Reading text –
-=-=-=-=-
Nearly two years ago, the Obama Administration issued its heralded "Scientific Integrity" memorandum which said "Science and the scientific process must inform and guide decisions of my Administration."
Coming, as pointed out by NORML's Paul Armentano at AlterNet, just months after the American Medical Association called for "facilitating ... clinical research and [the] development of cannabinoid-based medicines," the memorandum stoked the hopes of pot activists who want to see the commencement of long-overdue human studies into the safety and effectiveness of medical cannabis.
But that was before cold gray reality, also known as the National Institute on Drug Abuse (NIDA), weighed in. NIDA, which oversees 85 percent of the world's research on controlled substances, reaffirmed its longstanding policy of "no medical marijuana" to The New York Times.
"As the National Institute on Drug Abuse, our focus is primarily on the negative consequencs of marijuana use," a spokesperson told the Times in 2010. "We generally do not fund research focused on the potential beneficial medical effects of marijuana."
This is the federal government's marijuana mindset, in a nutshell: That any use of marijuana is by definition "abuse"; therefore, we'll study only "negative consequences" and not medical benefits. It's a circular and hollow argument, but it still holds a lot of sway.
A review of the U.S. National Institute of Health website, clinicaltrials.gov, shows that NIDA's ban of medical marijuana research continues. Though an online search of ongoing FDA-approved clinical trial using the keyword "cannabinoids" (the active components in marijuana) yielded Armentano 65 hits worldwide, only six studies involved subjects' use of actual cannabis.
-=-=-=-=-
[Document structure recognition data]
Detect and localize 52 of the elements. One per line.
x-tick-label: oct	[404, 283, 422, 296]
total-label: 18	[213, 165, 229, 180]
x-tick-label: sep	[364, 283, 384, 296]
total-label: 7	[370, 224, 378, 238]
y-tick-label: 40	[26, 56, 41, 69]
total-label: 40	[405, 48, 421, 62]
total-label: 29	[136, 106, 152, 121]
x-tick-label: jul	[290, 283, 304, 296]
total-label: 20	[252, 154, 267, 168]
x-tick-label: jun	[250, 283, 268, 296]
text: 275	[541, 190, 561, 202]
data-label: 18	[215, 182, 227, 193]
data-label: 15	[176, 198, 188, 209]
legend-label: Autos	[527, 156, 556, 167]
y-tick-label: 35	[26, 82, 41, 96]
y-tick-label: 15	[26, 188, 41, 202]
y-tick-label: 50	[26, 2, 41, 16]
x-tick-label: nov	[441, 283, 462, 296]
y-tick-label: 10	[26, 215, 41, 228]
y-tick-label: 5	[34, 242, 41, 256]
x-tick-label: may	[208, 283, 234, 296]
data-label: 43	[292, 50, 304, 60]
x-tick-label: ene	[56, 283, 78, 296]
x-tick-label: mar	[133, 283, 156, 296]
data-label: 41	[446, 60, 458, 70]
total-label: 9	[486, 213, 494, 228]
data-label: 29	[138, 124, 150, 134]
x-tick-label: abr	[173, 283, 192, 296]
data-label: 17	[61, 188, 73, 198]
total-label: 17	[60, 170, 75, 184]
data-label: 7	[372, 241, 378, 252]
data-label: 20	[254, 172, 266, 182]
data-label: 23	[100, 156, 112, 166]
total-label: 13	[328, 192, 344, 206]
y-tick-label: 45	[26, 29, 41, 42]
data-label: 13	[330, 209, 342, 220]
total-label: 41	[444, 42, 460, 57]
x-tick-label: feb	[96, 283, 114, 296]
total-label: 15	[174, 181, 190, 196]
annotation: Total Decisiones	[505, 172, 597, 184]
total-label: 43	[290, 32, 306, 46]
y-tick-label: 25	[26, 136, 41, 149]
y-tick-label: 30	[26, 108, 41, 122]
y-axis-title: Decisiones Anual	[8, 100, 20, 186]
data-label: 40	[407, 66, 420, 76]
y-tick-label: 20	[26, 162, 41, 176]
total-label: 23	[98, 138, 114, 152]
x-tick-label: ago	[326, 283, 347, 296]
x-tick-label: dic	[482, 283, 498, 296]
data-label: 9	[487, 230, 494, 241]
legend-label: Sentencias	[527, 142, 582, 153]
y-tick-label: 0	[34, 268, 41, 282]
-=-=-=-=-
Tasks –
- a) Rewrite more briefly the paragraph of the article on federal marijuana research that begins "This is the federal government's marijuana mindset," keeping its main points.
- b) According to the article on federal marijuana research, what share of the world's research on controlled substances does the National Institute on Drug Abuse oversee?
- c) Continue the article on federal marijuana research from the point where it ends.
The data comes from a separate source and is unrelated to the article.

Exercise answers –
- a) The federal government treats any marijuana use as "abuse" and so studies only its "negative consequences," not its medical benefits. This reasoning is circular and hollow, yet it remains influential.

- b) 85 percent.

- c)
The other 59 studies used synthetic cannabinoid agonists like dronabinol or nabilone, the commercial marketed marijuana extract Sativex, or the cannabinoid receptor blocking agent Rimonabant, which keeps you from getting high.
So much for the AMA's request for clinical cannabis research.
On the other hand, preclinical (animal) trials of cannabinoids are continuing at a record pace, Armentano points out.
Many of these studies highlight the ability of cannabinoids to manage a wide range of symptoms. But even more intriguing, Armentano points out, are the results indicating the potential to halt the development of serious diseases including cancer, diabetes and multiple sclerosis.
"Nevertheless, without abrupt changes at the highest levels of government -- changes that do not appear to be forthcoming despite this administration's public demand for 'scientific integrity' -- scientists will indefinitely lack the human follow-up data necessary to adequately answer societal questions regarding cannabis safety, efficacy and proper dosage," Armentano writes.